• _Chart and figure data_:
────────────────────────────────────────

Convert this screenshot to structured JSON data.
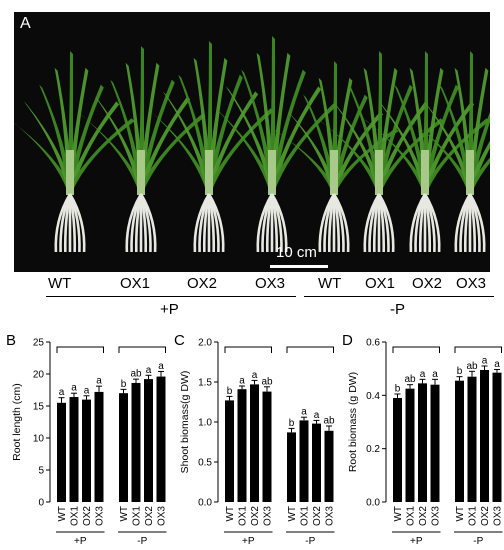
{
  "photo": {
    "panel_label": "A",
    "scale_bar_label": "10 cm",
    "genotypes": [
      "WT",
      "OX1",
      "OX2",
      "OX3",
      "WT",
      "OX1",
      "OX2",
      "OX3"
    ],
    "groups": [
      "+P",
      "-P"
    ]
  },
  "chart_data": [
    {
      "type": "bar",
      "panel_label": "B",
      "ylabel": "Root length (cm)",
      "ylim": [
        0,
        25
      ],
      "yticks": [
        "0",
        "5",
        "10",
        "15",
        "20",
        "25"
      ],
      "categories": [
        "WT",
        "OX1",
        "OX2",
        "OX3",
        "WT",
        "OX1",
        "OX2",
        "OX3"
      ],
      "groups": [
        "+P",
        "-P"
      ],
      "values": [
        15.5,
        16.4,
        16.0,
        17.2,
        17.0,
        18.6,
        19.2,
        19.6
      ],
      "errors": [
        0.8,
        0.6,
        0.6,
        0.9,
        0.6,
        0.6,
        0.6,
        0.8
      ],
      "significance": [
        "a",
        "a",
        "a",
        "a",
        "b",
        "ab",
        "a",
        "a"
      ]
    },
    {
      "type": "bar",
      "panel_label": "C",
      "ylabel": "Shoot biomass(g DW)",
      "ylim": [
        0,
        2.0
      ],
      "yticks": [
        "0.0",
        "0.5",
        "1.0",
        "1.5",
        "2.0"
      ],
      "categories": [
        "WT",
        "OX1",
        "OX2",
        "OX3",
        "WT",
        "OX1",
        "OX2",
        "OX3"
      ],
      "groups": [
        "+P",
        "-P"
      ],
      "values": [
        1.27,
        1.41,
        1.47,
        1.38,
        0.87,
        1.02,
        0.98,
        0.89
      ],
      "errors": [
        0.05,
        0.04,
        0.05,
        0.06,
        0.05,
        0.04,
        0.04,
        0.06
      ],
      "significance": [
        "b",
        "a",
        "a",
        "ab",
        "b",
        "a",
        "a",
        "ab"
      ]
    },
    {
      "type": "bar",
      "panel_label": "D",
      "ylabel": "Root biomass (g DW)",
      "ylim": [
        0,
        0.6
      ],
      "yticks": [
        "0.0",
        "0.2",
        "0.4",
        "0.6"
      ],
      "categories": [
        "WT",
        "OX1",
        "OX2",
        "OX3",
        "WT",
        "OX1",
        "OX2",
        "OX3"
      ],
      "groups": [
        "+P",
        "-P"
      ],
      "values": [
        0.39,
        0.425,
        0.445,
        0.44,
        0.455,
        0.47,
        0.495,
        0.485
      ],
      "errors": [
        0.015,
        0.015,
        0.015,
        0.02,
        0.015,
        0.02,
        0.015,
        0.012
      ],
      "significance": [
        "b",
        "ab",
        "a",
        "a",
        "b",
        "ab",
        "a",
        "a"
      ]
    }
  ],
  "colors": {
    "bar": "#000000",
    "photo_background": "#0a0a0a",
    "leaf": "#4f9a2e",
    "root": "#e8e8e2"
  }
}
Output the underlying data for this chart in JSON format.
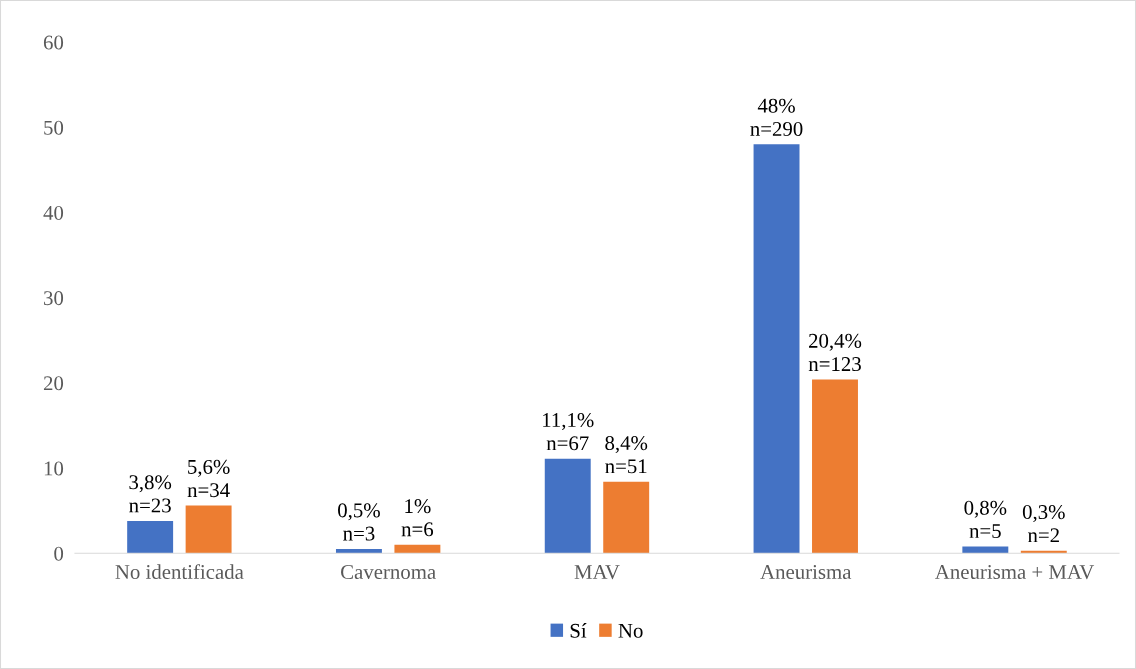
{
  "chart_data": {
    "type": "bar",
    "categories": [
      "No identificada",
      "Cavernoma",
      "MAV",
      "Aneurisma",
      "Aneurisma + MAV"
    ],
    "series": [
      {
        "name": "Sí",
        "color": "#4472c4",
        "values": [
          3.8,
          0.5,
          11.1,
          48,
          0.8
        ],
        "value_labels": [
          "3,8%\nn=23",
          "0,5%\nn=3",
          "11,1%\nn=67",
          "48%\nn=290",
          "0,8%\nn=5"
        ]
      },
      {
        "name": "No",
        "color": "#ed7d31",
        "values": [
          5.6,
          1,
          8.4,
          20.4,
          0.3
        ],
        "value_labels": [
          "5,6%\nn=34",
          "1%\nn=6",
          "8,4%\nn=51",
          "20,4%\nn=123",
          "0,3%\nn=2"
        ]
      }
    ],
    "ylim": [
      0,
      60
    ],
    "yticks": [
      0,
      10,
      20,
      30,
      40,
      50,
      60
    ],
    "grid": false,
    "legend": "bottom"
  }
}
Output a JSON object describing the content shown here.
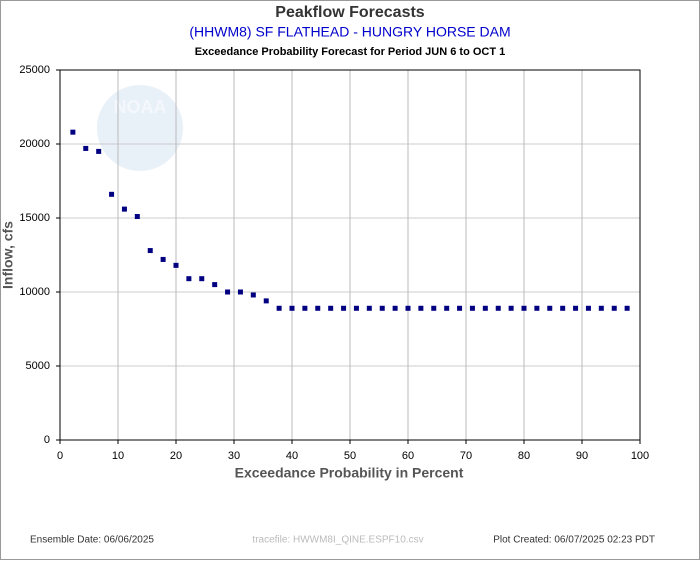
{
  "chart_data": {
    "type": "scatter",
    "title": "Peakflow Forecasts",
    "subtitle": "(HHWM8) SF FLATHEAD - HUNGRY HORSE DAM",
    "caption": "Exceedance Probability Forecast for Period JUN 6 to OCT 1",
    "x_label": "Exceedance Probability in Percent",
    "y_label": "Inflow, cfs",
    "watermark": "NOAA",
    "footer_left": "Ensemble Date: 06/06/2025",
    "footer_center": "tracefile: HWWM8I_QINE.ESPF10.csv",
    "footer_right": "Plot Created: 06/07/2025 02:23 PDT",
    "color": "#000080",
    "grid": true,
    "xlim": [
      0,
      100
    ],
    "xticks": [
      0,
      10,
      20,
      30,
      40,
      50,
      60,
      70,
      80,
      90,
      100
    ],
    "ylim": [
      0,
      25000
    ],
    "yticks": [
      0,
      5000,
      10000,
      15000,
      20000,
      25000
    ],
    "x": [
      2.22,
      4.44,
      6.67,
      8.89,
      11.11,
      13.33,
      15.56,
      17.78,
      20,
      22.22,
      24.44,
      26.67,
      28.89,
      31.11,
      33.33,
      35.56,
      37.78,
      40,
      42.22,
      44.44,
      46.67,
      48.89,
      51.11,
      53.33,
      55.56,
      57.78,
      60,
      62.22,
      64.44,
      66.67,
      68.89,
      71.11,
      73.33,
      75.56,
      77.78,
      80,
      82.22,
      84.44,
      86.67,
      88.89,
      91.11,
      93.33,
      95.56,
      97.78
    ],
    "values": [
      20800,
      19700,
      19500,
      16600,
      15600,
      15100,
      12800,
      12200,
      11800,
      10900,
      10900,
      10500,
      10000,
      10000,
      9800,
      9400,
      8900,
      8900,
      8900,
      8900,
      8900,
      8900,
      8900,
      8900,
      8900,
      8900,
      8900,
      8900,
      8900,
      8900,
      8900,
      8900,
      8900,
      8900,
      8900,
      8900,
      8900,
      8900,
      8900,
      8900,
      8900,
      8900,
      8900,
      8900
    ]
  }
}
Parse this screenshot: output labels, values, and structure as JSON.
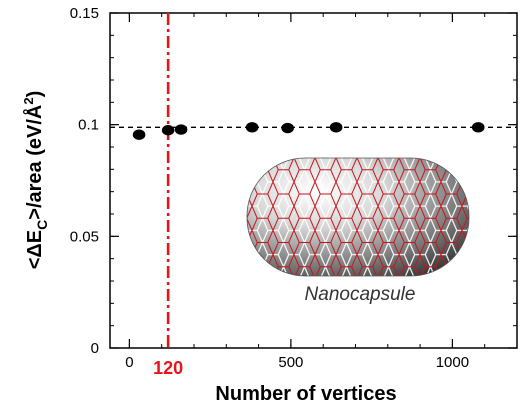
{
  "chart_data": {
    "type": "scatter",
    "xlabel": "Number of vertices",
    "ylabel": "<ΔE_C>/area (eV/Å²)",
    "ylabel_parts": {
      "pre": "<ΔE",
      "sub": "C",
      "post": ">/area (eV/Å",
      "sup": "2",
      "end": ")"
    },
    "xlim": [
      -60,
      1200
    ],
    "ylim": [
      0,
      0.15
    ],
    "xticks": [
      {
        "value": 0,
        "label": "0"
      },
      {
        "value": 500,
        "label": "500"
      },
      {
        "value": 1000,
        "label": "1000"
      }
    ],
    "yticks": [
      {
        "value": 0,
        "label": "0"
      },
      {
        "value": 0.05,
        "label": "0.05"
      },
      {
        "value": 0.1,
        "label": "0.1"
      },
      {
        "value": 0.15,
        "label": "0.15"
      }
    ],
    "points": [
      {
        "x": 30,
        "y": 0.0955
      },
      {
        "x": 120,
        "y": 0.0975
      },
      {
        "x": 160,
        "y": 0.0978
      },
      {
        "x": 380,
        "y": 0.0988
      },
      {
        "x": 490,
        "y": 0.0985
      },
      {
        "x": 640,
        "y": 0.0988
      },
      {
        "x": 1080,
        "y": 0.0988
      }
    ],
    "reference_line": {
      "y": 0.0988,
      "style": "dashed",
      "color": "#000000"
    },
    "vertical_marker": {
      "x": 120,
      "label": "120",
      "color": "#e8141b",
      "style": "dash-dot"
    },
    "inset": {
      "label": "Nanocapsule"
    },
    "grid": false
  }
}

────────────────────────────────────────

• _WHAT THE TASK REQUIRES_:
Make a word-for-word copy of the entries, without any pictures.

• _RESULT OF THIS EXERCISE_:
Convert this screenshot to structured JSON data.
{
  "photo": {
    "panel_label": "A",
    "scale_bar_label": "10 cm",
    "genotypes": [
      "WT",
      "OX1",
      "OX2",
      "OX3",
      "WT",
      "OX1",
      "OX2",
      "OX3"
    ],
    "groups": [
      "+P",
      "-P"
    ]
  },
  "chart_data": [
    {
      "type": "bar",
      "panel_label": "B",
      "ylabel": "Root length (cm)",
      "ylim": [
        0,
        25
      ],
      "yticks": [
        "0",
        "5",
        "10",
        "15",
        "20",
        "25"
      ],
      "categories": [
        "WT",
        "OX1",
        "OX2",
        "OX3",
        "WT",
        "OX1",
        "OX2",
        "OX3"
      ],
      "groups": [
        "+P",
        "-P"
      ],
      "values": [
        15.5,
        16.4,
        16.0,
        17.2,
        17.0,
        18.6,
        19.2,
        19.6
      ],
      "errors": [
        0.8,
        0.6,
        0.6,
        0.9,
        0.6,
        0.6,
        0.6,
        0.8
      ],
      "significance": [
        "a",
        "a",
        "a",
        "a",
        "b",
        "ab",
        "a",
        "a"
      ]
    },
    {
      "type": "bar",
      "panel_label": "C",
      "ylabel": "Shoot biomass(g DW)",
      "ylim": [
        0,
        2.0
      ],
      "yticks": [
        "0.0",
        "0.5",
        "1.0",
        "1.5",
        "2.0"
      ],
      "categories": [
        "WT",
        "OX1",
        "OX2",
        "OX3",
        "WT",
        "OX1",
        "OX2",
        "OX3"
      ],
      "groups": [
        "+P",
        "-P"
      ],
      "values": [
        1.27,
        1.41,
        1.47,
        1.38,
        0.87,
        1.02,
        0.98,
        0.89
      ],
      "errors": [
        0.05,
        0.04,
        0.05,
        0.06,
        0.05,
        0.04,
        0.04,
        0.06
      ],
      "significance": [
        "b",
        "a",
        "a",
        "ab",
        "b",
        "a",
        "a",
        "ab"
      ]
    },
    {
      "type": "bar",
      "panel_label": "D",
      "ylabel": "Root biomass (g DW)",
      "ylim": [
        0,
        0.6
      ],
      "yticks": [
        "0.0",
        "0.2",
        "0.4",
        "0.6"
      ],
      "categories": [
        "WT",
        "OX1",
        "OX2",
        "OX3",
        "WT",
        "OX1",
        "OX2",
        "OX3"
      ],
      "groups": [
        "+P",
        "-P"
      ],
      "values": [
        0.39,
        0.425,
        0.445,
        0.44,
        0.455,
        0.47,
        0.495,
        0.485
      ],
      "errors": [
        0.015,
        0.015,
        0.015,
        0.02,
        0.015,
        0.02,
        0.015,
        0.012
      ],
      "significance": [
        "b",
        "ab",
        "a",
        "a",
        "b",
        "ab",
        "a",
        "a"
      ]
    }
  ],
  "colors": {
    "bar": "#000000",
    "photo_background": "#0a0a0a",
    "leaf": "#4f9a2e",
    "root": "#e8e8e2"
  }
}
Output the underlying data for this chart in JSON format.
{
  "chart_data": {
    "type": "bar",
    "categories": [
      "No identificada",
      "Cavernoma",
      "MAV",
      "Aneurisma",
      "Aneurisma + MAV"
    ],
    "series": [
      {
        "name": "Sí",
        "color": "#4472c4",
        "values": [
          3.8,
          0.5,
          11.1,
          48,
          0.8
        ],
        "value_labels": [
          "3,8%\nn=23",
          "0,5%\nn=3",
          "11,1%\nn=67",
          "48%\nn=290",
          "0,8%\nn=5"
        ]
      },
      {
        "name": "No",
        "color": "#ed7d31",
        "values": [
          5.6,
          1,
          8.4,
          20.4,
          0.3
        ],
        "value_labels": [
          "5,6%\nn=34",
          "1%\nn=6",
          "8,4%\nn=51",
          "20,4%\nn=123",
          "0,3%\nn=2"
        ]
      }
    ],
    "ylim": [
      0,
      60
    ],
    "yticks": [
      0,
      10,
      20,
      30,
      40,
      50,
      60
    ],
    "grid": false,
    "legend": "bottom"
  }
}
Output a JSON object describing the content shown here.
{
  "chart_data": {
    "type": "scatter",
    "title": "Peakflow Forecasts",
    "subtitle": "(HHWM8) SF FLATHEAD - HUNGRY HORSE DAM",
    "caption": "Exceedance Probability Forecast for Period JUN 6 to OCT 1",
    "x_label": "Exceedance Probability in Percent",
    "y_label": "Inflow, cfs",
    "watermark": "NOAA",
    "footer_left": "Ensemble Date: 06/06/2025",
    "footer_center": "tracefile: HWWM8I_QINE.ESPF10.csv",
    "footer_right": "Plot Created: 06/07/2025 02:23 PDT",
    "color": "#000080",
    "grid": true,
    "xlim": [
      0,
      100
    ],
    "xticks": [
      0,
      10,
      20,
      30,
      40,
      50,
      60,
      70,
      80,
      90,
      100
    ],
    "ylim": [
      0,
      25000
    ],
    "yticks": [
      0,
      5000,
      10000,
      15000,
      20000,
      25000
    ],
    "x": [
      2.22,
      4.44,
      6.67,
      8.89,
      11.11,
      13.33,
      15.56,
      17.78,
      20,
      22.22,
      24.44,
      26.67,
      28.89,
      31.11,
      33.33,
      35.56,
      37.78,
      40,
      42.22,
      44.44,
      46.67,
      48.89,
      51.11,
      53.33,
      55.56,
      57.78,
      60,
      62.22,
      64.44,
      66.67,
      68.89,
      71.11,
      73.33,
      75.56,
      77.78,
      80,
      82.22,
      84.44,
      86.67,
      88.89,
      91.11,
      93.33,
      95.56,
      97.78
    ],
    "values": [
      20800,
      19700,
      19500,
      16600,
      15600,
      15100,
      12800,
      12200,
      11800,
      10900,
      10900,
      10500,
      10000,
      10000,
      9800,
      9400,
      8900,
      8900,
      8900,
      8900,
      8900,
      8900,
      8900,
      8900,
      8900,
      8900,
      8900,
      8900,
      8900,
      8900,
      8900,
      8900,
      8900,
      8900,
      8900,
      8900,
      8900,
      8900,
      8900,
      8900,
      8900,
      8900,
      8900,
      8900
    ]
  }
}
Parse this screenshot: output labels, values, and structure as JSON.
{
  "chart_data": {
    "type": "scatter",
    "xlabel": "Number of vertices",
    "ylabel": "<ΔE_C>/area (eV/Å²)",
    "ylabel_parts": {
      "pre": "<ΔE",
      "sub": "C",
      "post": ">/area (eV/Å",
      "sup": "2",
      "end": ")"
    },
    "xlim": [
      -60,
      1200
    ],
    "ylim": [
      0,
      0.15
    ],
    "xticks": [
      {
        "value": 0,
        "label": "0"
      },
      {
        "value": 500,
        "label": "500"
      },
      {
        "value": 1000,
        "label": "1000"
      }
    ],
    "yticks": [
      {
        "value": 0,
        "label": "0"
      },
      {
        "value": 0.05,
        "label": "0.05"
      },
      {
        "value": 0.1,
        "label": "0.1"
      },
      {
        "value": 0.15,
        "label": "0.15"
      }
    ],
    "points": [
      {
        "x": 30,
        "y": 0.0955
      },
      {
        "x": 120,
        "y": 0.0975
      },
      {
        "x": 160,
        "y": 0.0978
      },
      {
        "x": 380,
        "y": 0.0988
      },
      {
        "x": 490,
        "y": 0.0985
      },
      {
        "x": 640,
        "y": 0.0988
      },
      {
        "x": 1080,
        "y": 0.0988
      }
    ],
    "reference_line": {
      "y": 0.0988,
      "style": "dashed",
      "color": "#000000"
    },
    "vertical_marker": {
      "x": 120,
      "label": "120",
      "color": "#e8141b",
      "style": "dash-dot"
    },
    "inset": {
      "label": "Nanocapsule"
    },
    "grid": false
  }
}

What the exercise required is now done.